> **Stated task**
Without the pictures, output the records below word for word.

[Stored data]

########################################

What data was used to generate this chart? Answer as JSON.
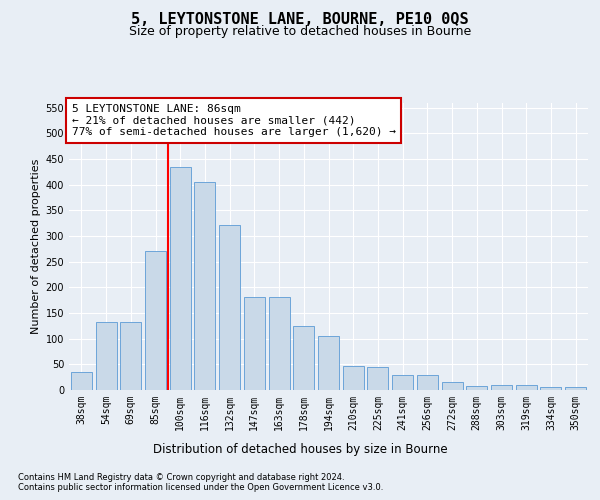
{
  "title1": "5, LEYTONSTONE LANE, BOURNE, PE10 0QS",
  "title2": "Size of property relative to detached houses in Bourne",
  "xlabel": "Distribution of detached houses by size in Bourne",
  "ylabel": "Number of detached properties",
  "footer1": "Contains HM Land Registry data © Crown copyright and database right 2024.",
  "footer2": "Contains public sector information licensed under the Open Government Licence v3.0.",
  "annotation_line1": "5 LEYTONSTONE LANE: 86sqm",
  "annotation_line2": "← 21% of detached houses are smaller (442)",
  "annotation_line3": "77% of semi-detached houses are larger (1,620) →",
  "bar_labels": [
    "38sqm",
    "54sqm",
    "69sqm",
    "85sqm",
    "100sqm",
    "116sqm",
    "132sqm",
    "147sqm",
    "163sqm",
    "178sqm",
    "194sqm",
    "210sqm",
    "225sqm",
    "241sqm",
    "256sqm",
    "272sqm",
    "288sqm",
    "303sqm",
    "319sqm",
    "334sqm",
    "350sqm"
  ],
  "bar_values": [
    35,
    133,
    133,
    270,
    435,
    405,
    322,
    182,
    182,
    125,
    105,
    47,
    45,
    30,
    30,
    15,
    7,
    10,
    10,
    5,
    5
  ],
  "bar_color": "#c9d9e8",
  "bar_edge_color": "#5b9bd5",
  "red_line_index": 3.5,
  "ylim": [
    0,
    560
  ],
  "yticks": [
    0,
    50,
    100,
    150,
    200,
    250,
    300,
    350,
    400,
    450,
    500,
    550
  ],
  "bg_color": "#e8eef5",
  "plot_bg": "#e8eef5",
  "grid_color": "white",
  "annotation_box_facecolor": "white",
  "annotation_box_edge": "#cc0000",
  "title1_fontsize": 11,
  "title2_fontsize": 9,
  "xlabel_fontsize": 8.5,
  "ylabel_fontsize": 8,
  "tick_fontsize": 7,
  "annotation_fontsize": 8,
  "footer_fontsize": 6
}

########################################

> **Result**
What data was used to generate this chart? Answer as JSON.
{
  "title1": "5, LEYTONSTONE LANE, BOURNE, PE10 0QS",
  "title2": "Size of property relative to detached houses in Bourne",
  "xlabel": "Distribution of detached houses by size in Bourne",
  "ylabel": "Number of detached properties",
  "footer1": "Contains HM Land Registry data © Crown copyright and database right 2024.",
  "footer2": "Contains public sector information licensed under the Open Government Licence v3.0.",
  "annotation_line1": "5 LEYTONSTONE LANE: 86sqm",
  "annotation_line2": "← 21% of detached houses are smaller (442)",
  "annotation_line3": "77% of semi-detached houses are larger (1,620) →",
  "bar_labels": [
    "38sqm",
    "54sqm",
    "69sqm",
    "85sqm",
    "100sqm",
    "116sqm",
    "132sqm",
    "147sqm",
    "163sqm",
    "178sqm",
    "194sqm",
    "210sqm",
    "225sqm",
    "241sqm",
    "256sqm",
    "272sqm",
    "288sqm",
    "303sqm",
    "319sqm",
    "334sqm",
    "350sqm"
  ],
  "bar_values": [
    35,
    133,
    133,
    270,
    435,
    405,
    322,
    182,
    182,
    125,
    105,
    47,
    45,
    30,
    30,
    15,
    7,
    10,
    10,
    5,
    5
  ],
  "bar_color": "#c9d9e8",
  "bar_edge_color": "#5b9bd5",
  "red_line_index": 3.5,
  "ylim": [
    0,
    560
  ],
  "yticks": [
    0,
    50,
    100,
    150,
    200,
    250,
    300,
    350,
    400,
    450,
    500,
    550
  ],
  "bg_color": "#e8eef5",
  "plot_bg": "#e8eef5",
  "grid_color": "white",
  "annotation_box_facecolor": "white",
  "annotation_box_edge": "#cc0000",
  "title1_fontsize": 11,
  "title2_fontsize": 9,
  "xlabel_fontsize": 8.5,
  "ylabel_fontsize": 8,
  "tick_fontsize": 7,
  "annotation_fontsize": 8,
  "footer_fontsize": 6
}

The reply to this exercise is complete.